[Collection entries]

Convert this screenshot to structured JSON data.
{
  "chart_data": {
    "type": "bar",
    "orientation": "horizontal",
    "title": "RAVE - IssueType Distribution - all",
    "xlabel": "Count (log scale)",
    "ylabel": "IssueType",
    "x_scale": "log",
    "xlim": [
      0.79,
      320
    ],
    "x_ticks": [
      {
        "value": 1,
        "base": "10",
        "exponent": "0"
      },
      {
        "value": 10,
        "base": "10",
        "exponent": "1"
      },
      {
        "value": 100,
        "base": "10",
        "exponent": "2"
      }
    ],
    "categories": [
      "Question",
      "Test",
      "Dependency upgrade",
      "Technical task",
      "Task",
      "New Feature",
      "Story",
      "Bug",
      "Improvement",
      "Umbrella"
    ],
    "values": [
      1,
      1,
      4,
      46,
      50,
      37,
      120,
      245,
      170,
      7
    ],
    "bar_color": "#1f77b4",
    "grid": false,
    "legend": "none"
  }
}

**WHAT YOU WILL DO:** Show, from the material above, each line that includes the string "IssueType".

**THE REPLY:**
    "title": "RAVE - IssueType Distribution - all",
    "ylabel": "IssueType",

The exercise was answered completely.